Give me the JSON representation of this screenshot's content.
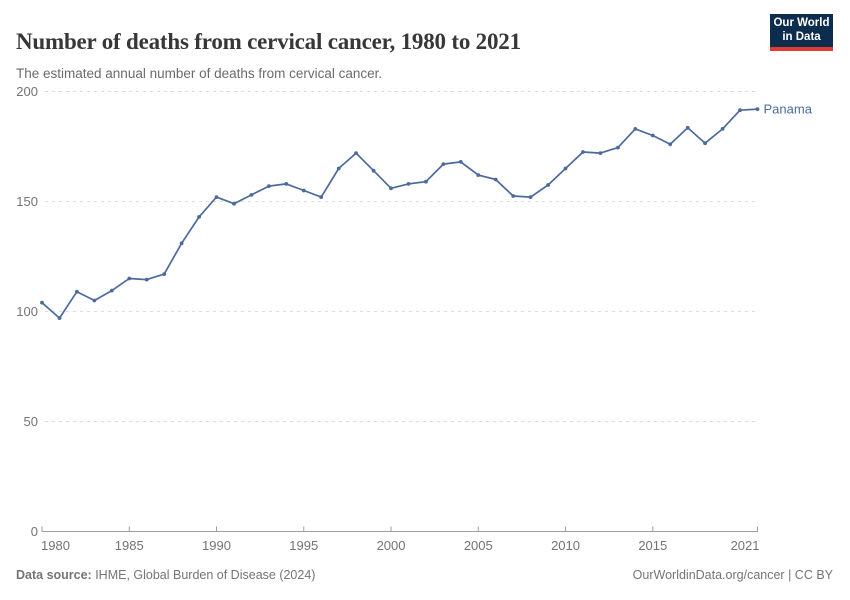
{
  "header": {
    "title": "Number of deaths from cervical cancer, 1980 to 2021",
    "subtitle": "The estimated annual number of deaths from cervical cancer."
  },
  "logo": {
    "line1": "Our World",
    "line2": "in Data",
    "bg_color": "#0d2d4e",
    "accent_color": "#e23b34"
  },
  "chart_data": {
    "type": "line",
    "title": "Number of deaths from cervical cancer, 1980 to 2021",
    "x": [
      1980,
      1981,
      1982,
      1983,
      1984,
      1985,
      1986,
      1987,
      1988,
      1989,
      1990,
      1991,
      1992,
      1993,
      1994,
      1995,
      1996,
      1997,
      1998,
      1999,
      2000,
      2001,
      2002,
      2003,
      2004,
      2005,
      2006,
      2007,
      2008,
      2009,
      2010,
      2011,
      2012,
      2013,
      2014,
      2015,
      2016,
      2017,
      2018,
      2019,
      2020,
      2021
    ],
    "series": [
      {
        "name": "Panama",
        "color": "#4C6A9C",
        "values": [
          104,
          97,
          109,
          105,
          109.5,
          115,
          114.5,
          117,
          131,
          143,
          152,
          149,
          153,
          157,
          158,
          155,
          152,
          165,
          172,
          164,
          156,
          158,
          159,
          167,
          168,
          162,
          160,
          152.5,
          152,
          157.5,
          165,
          172.5,
          172,
          174.5,
          183,
          180,
          176,
          183.5,
          176.5,
          183,
          191.5,
          192
        ]
      }
    ],
    "xlabel": "",
    "ylabel": "",
    "xlim": [
      1980,
      2021
    ],
    "ylim": [
      0,
      200
    ],
    "y_ticks": [
      0,
      50,
      100,
      150,
      200
    ],
    "x_tick_labels": [
      "1980",
      "1985",
      "1990",
      "1995",
      "2000",
      "2005",
      "2010",
      "2015",
      "2021"
    ],
    "grid": "horizontal-dashed",
    "legend_position": "end-of-line-label"
  },
  "footer": {
    "source_label": "Data source:",
    "source_text": " IHME, Global Burden of Disease (2024)",
    "rights_url": "OurWorldinData.org/cancer",
    "rights_sep": " | ",
    "rights_license": "CC BY"
  },
  "colors": {
    "line": "#4C6A9C",
    "grid": "#dcdcdc",
    "axis": "#9e9e9e",
    "tick_text": "#737373",
    "entity_label": "#4C6A9C"
  }
}
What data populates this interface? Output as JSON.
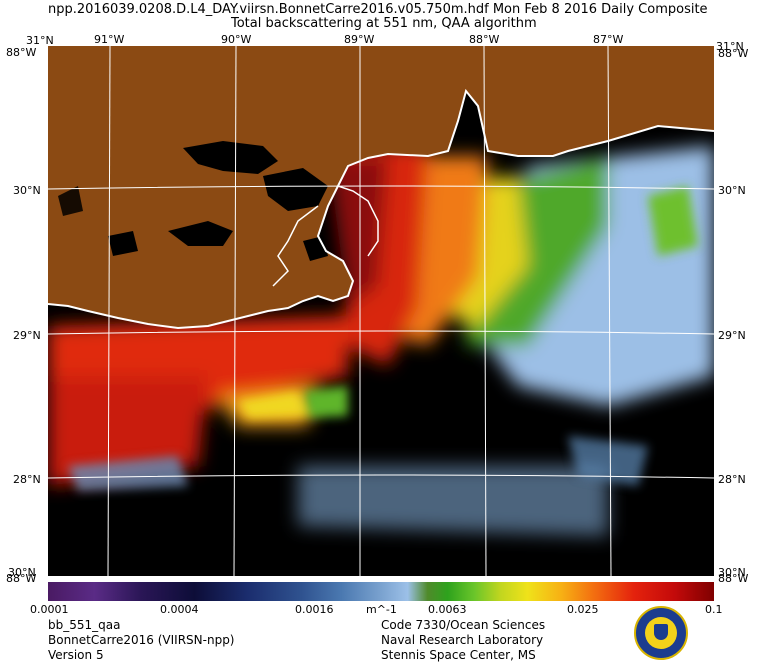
{
  "header": {
    "line1": "npp.2016039.0208.D.L4_DAY.viirsn.BonnetCarre2016.v05.750m.hdf    Mon Feb  8 2016 Daily Composite",
    "line2": "Total backscattering at 551 nm, QAA algorithm"
  },
  "map": {
    "lon_labels": [
      "91°W",
      "90°W",
      "89°W",
      "88°W",
      "87°W"
    ],
    "lat_labels": [
      "30°N",
      "29°N",
      "28°N"
    ],
    "corner_top_left_lat": "31°N",
    "corner_top_left_lon": "88°W",
    "corner_top_right_lat": "31°N",
    "corner_top_right_lon": "88°W",
    "corner_bottom_left_lat": "30°N",
    "corner_bottom_left_lon": "88°W",
    "corner_bottom_right_lat": "30°N",
    "corner_bottom_right_lon": "88°W",
    "colors": {
      "land": "#8b4a13",
      "no_data": "#000000",
      "coast": "#ffffff",
      "grid": "#ffffff"
    }
  },
  "colorbar": {
    "ticks": [
      "0.0001",
      "0.0004",
      "0.0016",
      "0.0063",
      "0.025",
      "0.1"
    ],
    "unit": "m^-1"
  },
  "footer": {
    "left": [
      "bb_551_qaa",
      "BonnetCarre2016 (VIIRSN-npp)",
      "Version 5"
    ],
    "right": [
      "Code 7330/Ocean Sciences",
      "Naval Research Laboratory",
      "Stennis Space Center, MS"
    ],
    "logo_icon": "nrl-seal-icon"
  }
}
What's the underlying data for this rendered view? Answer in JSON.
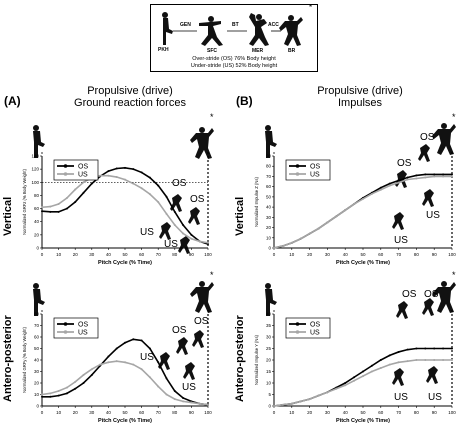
{
  "legend_box": {
    "phase_labels": [
      "PKH",
      "SFC",
      "MER",
      "BR"
    ],
    "transition_labels": [
      "GEN",
      "BT",
      "ACC"
    ],
    "asterisk": "*",
    "note_line1": "Over-stride (OS) 76% Body height",
    "note_line2": "Under-stride (US) 52% Body height"
  },
  "panel_a": {
    "letter": "(A)",
    "title_line1": "Propulsive (drive)",
    "title_line2": "Ground reaction forces"
  },
  "panel_b": {
    "letter": "(B)",
    "title_line1": "Propulsive  (drive)",
    "title_line2": "Impulses"
  },
  "row_labels": [
    "Vertical",
    "Antero-posterior"
  ],
  "annotations": {
    "os": "OS",
    "us": "US"
  },
  "colors": {
    "os": "#000000",
    "us": "#a6a6a6"
  },
  "chart_data": [
    {
      "type": "line",
      "panel": "A-vertical",
      "xlabel": "Pitch Cycle (% Time)",
      "ylabel": "Normalized GRFz (% Body Weight)",
      "xlim": [
        0,
        100
      ],
      "ylim": [
        0,
        140
      ],
      "xticks": [
        0,
        10,
        20,
        30,
        40,
        50,
        60,
        70,
        80,
        90,
        100
      ],
      "yticks": [
        0,
        20,
        40,
        60,
        80,
        100,
        120,
        140
      ],
      "legend": "top-left",
      "reference_line": 100,
      "series": [
        {
          "name": "OS",
          "x": [
            0,
            5,
            10,
            15,
            20,
            25,
            30,
            35,
            40,
            45,
            50,
            55,
            60,
            65,
            70,
            75,
            80,
            85,
            90,
            95,
            100
          ],
          "y": [
            56,
            55,
            55,
            60,
            70,
            84,
            98,
            109,
            117,
            121,
            122,
            120,
            115,
            107,
            95,
            78,
            55,
            35,
            20,
            10,
            6
          ]
        },
        {
          "name": "US",
          "x": [
            0,
            5,
            10,
            15,
            20,
            25,
            30,
            35,
            40,
            45,
            50,
            55,
            60,
            65,
            70,
            75,
            80,
            85,
            90,
            95,
            100
          ],
          "y": [
            62,
            63,
            67,
            76,
            89,
            100,
            107,
            110,
            110,
            108,
            104,
            98,
            91,
            82,
            70,
            52,
            35,
            22,
            14,
            10,
            8
          ]
        }
      ]
    },
    {
      "type": "line",
      "panel": "A-antero-posterior",
      "xlabel": "Pitch Cycle (% Time)",
      "ylabel": "Normalized GRFy (% Body Weight)",
      "xlim": [
        0,
        100
      ],
      "ylim": [
        0,
        80
      ],
      "xticks": [
        0,
        10,
        20,
        30,
        40,
        50,
        60,
        70,
        80,
        90,
        100
      ],
      "yticks": [
        0,
        10,
        20,
        30,
        40,
        50,
        60,
        70,
        80
      ],
      "legend": "top-left",
      "series": [
        {
          "name": "OS",
          "x": [
            0,
            5,
            10,
            15,
            20,
            25,
            30,
            35,
            40,
            45,
            50,
            55,
            60,
            65,
            70,
            75,
            80,
            85,
            90,
            95,
            100
          ],
          "y": [
            8,
            8,
            9,
            11,
            15,
            20,
            27,
            35,
            43,
            50,
            55,
            58,
            57,
            50,
            38,
            24,
            13,
            7,
            4,
            2,
            1
          ]
        },
        {
          "name": "US",
          "x": [
            0,
            5,
            10,
            15,
            20,
            25,
            30,
            35,
            40,
            45,
            50,
            55,
            60,
            65,
            70,
            75,
            80,
            85,
            90,
            95,
            100
          ],
          "y": [
            10,
            11,
            13,
            16,
            21,
            27,
            32,
            36,
            38,
            39,
            38,
            36,
            32,
            25,
            17,
            10,
            6,
            4,
            3,
            2,
            1
          ]
        }
      ]
    },
    {
      "type": "line",
      "panel": "B-vertical",
      "xlabel": "Pitch Cycle (% Time)",
      "ylabel": "Normalized Impulse Z (Ns)",
      "xlim": [
        0,
        100
      ],
      "ylim": [
        0,
        90
      ],
      "xticks": [
        0,
        10,
        20,
        30,
        40,
        50,
        60,
        70,
        80,
        90,
        100
      ],
      "yticks": [
        0,
        10,
        20,
        30,
        40,
        50,
        60,
        70,
        80,
        90
      ],
      "legend": "top-left",
      "series": [
        {
          "name": "OS",
          "x": [
            0,
            5,
            10,
            15,
            20,
            25,
            30,
            35,
            40,
            45,
            50,
            55,
            60,
            65,
            70,
            75,
            80,
            85,
            90,
            95,
            100
          ],
          "y": [
            0,
            2,
            5,
            9,
            14,
            19,
            25,
            31,
            37,
            43,
            49,
            54,
            59,
            63,
            66,
            69,
            71,
            72,
            72,
            72,
            72
          ]
        },
        {
          "name": "US",
          "x": [
            0,
            5,
            10,
            15,
            20,
            25,
            30,
            35,
            40,
            45,
            50,
            55,
            60,
            65,
            70,
            75,
            80,
            85,
            90,
            95,
            100
          ],
          "y": [
            0,
            2,
            5,
            9,
            14,
            19,
            25,
            31,
            37,
            43,
            48,
            53,
            57,
            61,
            64,
            67,
            68,
            69,
            70,
            70,
            70
          ]
        }
      ]
    },
    {
      "type": "line",
      "panel": "B-antero-posterior",
      "xlabel": "Pitch Cycle (% Time)",
      "ylabel": "Normalized Impulse Y (Ns)",
      "xlim": [
        0,
        100
      ],
      "ylim": [
        0,
        40
      ],
      "xticks": [
        0,
        10,
        20,
        30,
        40,
        50,
        60,
        70,
        80,
        90,
        100
      ],
      "yticks": [
        0,
        5,
        10,
        15,
        20,
        25,
        30,
        35,
        40
      ],
      "legend": "top-left",
      "series": [
        {
          "name": "OS",
          "x": [
            0,
            5,
            10,
            15,
            20,
            25,
            30,
            35,
            40,
            45,
            50,
            55,
            60,
            65,
            70,
            75,
            80,
            85,
            90,
            95,
            100
          ],
          "y": [
            0,
            0.5,
            1,
            2,
            3,
            4.5,
            6,
            8,
            10,
            12.5,
            15,
            17.5,
            20,
            22,
            23.5,
            24.5,
            25,
            25,
            25,
            25,
            25
          ]
        },
        {
          "name": "US",
          "x": [
            0,
            5,
            10,
            15,
            20,
            25,
            30,
            35,
            40,
            45,
            50,
            55,
            60,
            65,
            70,
            75,
            80,
            85,
            90,
            95,
            100
          ],
          "y": [
            0,
            0.5,
            1,
            2,
            3,
            4.5,
            6,
            7.5,
            9,
            11,
            13,
            15,
            16.5,
            18,
            19,
            19.5,
            20,
            20,
            20,
            20,
            20
          ]
        }
      ]
    }
  ]
}
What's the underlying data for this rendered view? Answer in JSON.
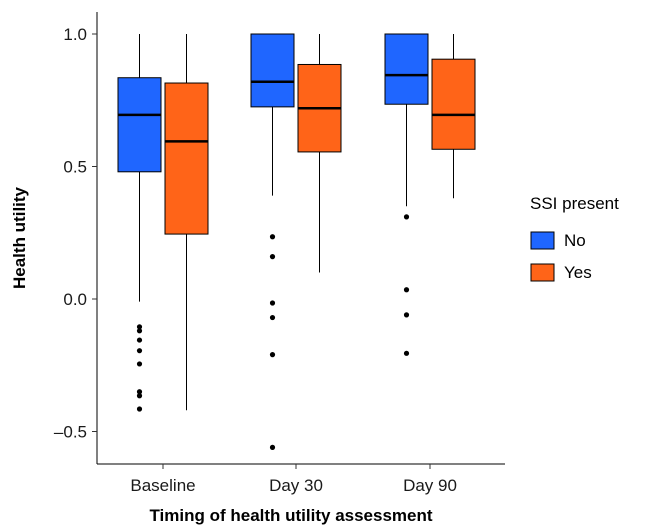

* _Instructions for the task_: State how many lines of the listing above hold the word "Weight", with nothing but the number.

* _Reply to the exercise_: 2